Required work: Below are the records; reproduce all of them exactly but without any images.
--- Start of Data for this exercise ---
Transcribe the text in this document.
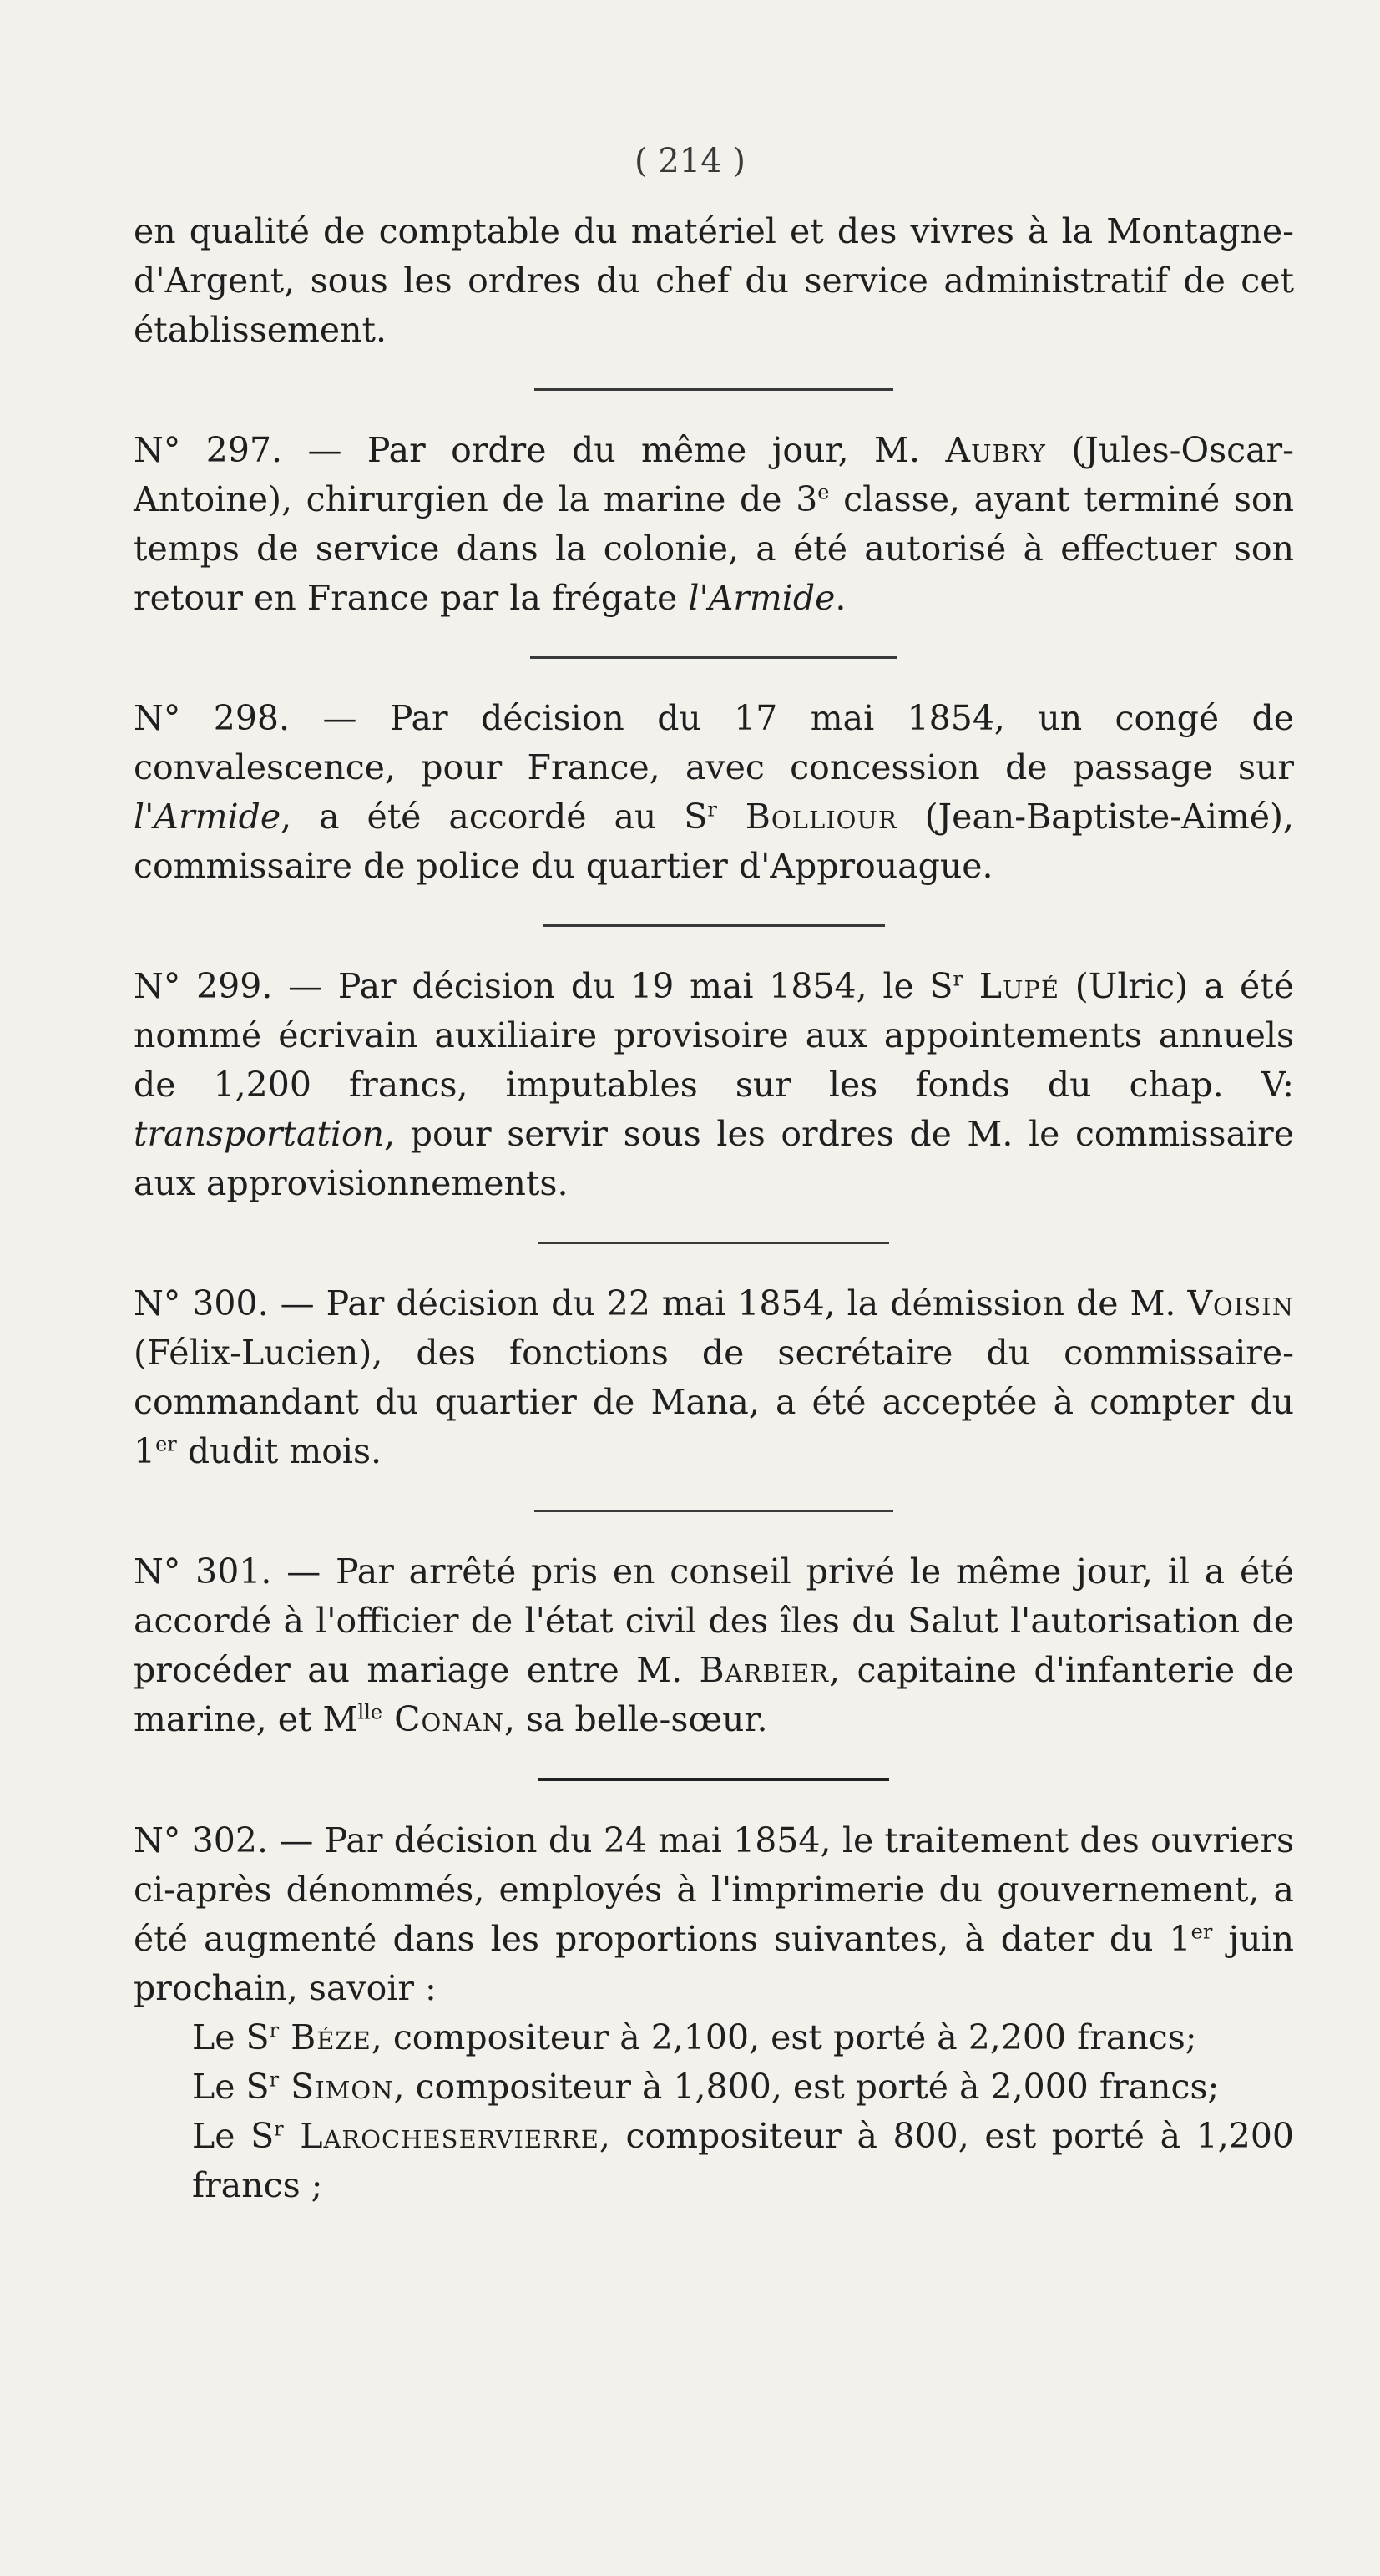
( 214 )

en qualité de comptable du matériel et des vivres à la Montagne-d'Argent, sous les ordres du chef du service administratif de cet établissement.

N° 297. — Par ordre du même jour, M. Aubry (Jules-Oscar-Antoine), chirurgien de la marine de 3e classe, ayant terminé son temps de service dans la colonie, a été autorisé à effectuer son retour en France par la frégate l'Armide.

N° 298. — Par décision du 17 mai 1854, un congé de convalescence, pour France, avec concession de passage sur l'Armide, a été accordé au $S^r$ Bolliour (Jean-Baptiste-Aimé), commissaire de police du quartier d'Approuague.

N° 299. — Par décision du 19 mai 1854, le $S^r$ Lupé (Ulric) a été nommé écrivain auxiliaire provisoire aux appointements annuels de 1,200 francs, imputables sur les fonds du chap. V: transportation, pour servir sous les ordres de M. le commissaire aux approvisionnements.

N° 300. — Par décision du 22 mai 1854, la démission de M. Voisin (Félix-Lucien), des fonctions de secrétaire du commissaire-commandant du quartier de Mana, a été acceptée à compter du 1er dudit mois.

N° 301. — Par arrêté pris en conseil privé le même jour, il a été accordé à l'officier de l'état civil des îles du Salut l'autorisation de procéder au mariage entre M. Barbier, capitaine d'infanterie de marine, et $M^{lle}$ Conan, sa belle-sœur.

N° 302. — Par décision du 24 mai 1854, le traitement des ouvriers ci-après dénommés, employés à l'imprimerie du gouvernement, a été augmenté dans les proportions suivantes, à dater du 1er juin prochain, savoir :

Le $S^r$ Béze, compositeur à 2,100, est porté à 2,200 francs;

Le $S^r$ Simon, compositeur à 1,800, est porté à 2,000 francs;

Le $S^r$ Larocheservierre, compositeur à 800, est porté à 1,200 francs ;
--- End of Data for this exercise ---
Written reply:
Transcribe the text in this document.
( 214 )

en qualité de comptable du matériel et des vivres à la Montagne-d'Argent, sous les ordres du chef du service administratif de cet établissement.

N° 297. — Par ordre du même jour, M. Aubry (Jules-Oscar-Antoine), chirurgien de la marine de 3e classe, ayant terminé son temps de service dans la colonie, a été autorisé à effectuer son retour en France par la frégate l'Armide.

N° 298. — Par décision du 17 mai 1854, un congé de convalescence, pour France, avec concession de passage sur l'Armide, a été accordé au $S^r$ Bolliour (Jean-Baptiste-Aimé), commissaire de police du quartier d'Approuague.

N° 299. — Par décision du 19 mai 1854, le $S^r$ Lupé (Ulric) a été nommé écrivain auxiliaire provisoire aux appointements annuels de 1,200 francs, imputables sur les fonds du chap. V: transportation, pour servir sous les ordres de M. le commissaire aux approvisionnements.

N° 300. — Par décision du 22 mai 1854, la démission de M. Voisin (Félix-Lucien), des fonctions de secrétaire du commissaire-commandant du quartier de Mana, a été acceptée à compter du 1er dudit mois.

N° 301. — Par arrêté pris en conseil privé le même jour, il a été accordé à l'officier de l'état civil des îles du Salut l'autorisation de procéder au mariage entre M. Barbier, capitaine d'infanterie de marine, et $M^{lle}$ Conan, sa belle-sœur.

N° 302. — Par décision du 24 mai 1854, le traitement des ouvriers ci-après dénommés, employés à l'imprimerie du gouvernement, a été augmenté dans les proportions suivantes, à dater du 1er juin prochain, savoir :

Le $S^r$ Béze, compositeur à 2,100, est porté à 2,200 francs;

Le $S^r$ Simon, compositeur à 1,800, est porté à 2,000 francs;

Le $S^r$ Larocheservierre, compositeur à 800, est porté à 1,200 francs ;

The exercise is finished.